___ Records for this task
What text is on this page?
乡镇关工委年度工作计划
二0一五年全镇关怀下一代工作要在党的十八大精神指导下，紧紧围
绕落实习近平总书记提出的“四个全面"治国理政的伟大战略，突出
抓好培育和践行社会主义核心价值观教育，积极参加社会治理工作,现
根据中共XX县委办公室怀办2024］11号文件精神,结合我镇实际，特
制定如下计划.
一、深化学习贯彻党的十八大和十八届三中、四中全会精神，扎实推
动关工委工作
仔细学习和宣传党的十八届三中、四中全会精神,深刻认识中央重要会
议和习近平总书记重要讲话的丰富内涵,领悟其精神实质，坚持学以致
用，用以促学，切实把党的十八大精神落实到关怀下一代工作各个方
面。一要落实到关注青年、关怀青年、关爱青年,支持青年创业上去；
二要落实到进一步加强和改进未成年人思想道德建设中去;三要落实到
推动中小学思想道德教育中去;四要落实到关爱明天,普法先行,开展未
______
Your objective: Return all of the entries exactly as they were supplied.

Written answer:
What text is on this page?
乡镇关工委年度工作计划
二0一五年全镇关怀下一代工作要在党的十八大精神指导下，紧紧围
绕落实习近平总书记提出的“四个全面"治国理政的伟大战略，突出
抓好培育和践行社会主义核心价值观教育，积极参加社会治理工作,现
根据中共XX县委办公室怀办2024］11号文件精神,结合我镇实际，特
制定如下计划.
一、深化学习贯彻党的十八大和十八届三中、四中全会精神，扎实推
动关工委工作
仔细学习和宣传党的十八届三中、四中全会精神,深刻认识中央重要会
议和习近平总书记重要讲话的丰富内涵,领悟其精神实质，坚持学以致
用，用以促学，切实把党的十八大精神落实到关怀下一代工作各个方
面。一要落实到关注青年、关怀青年、关爱青年,支持青年创业上去；
二要落实到进一步加强和改进未成年人思想道德建设中去;三要落实到
推动中小学思想道德教育中去;四要落实到关爱明天,普法先行,开展未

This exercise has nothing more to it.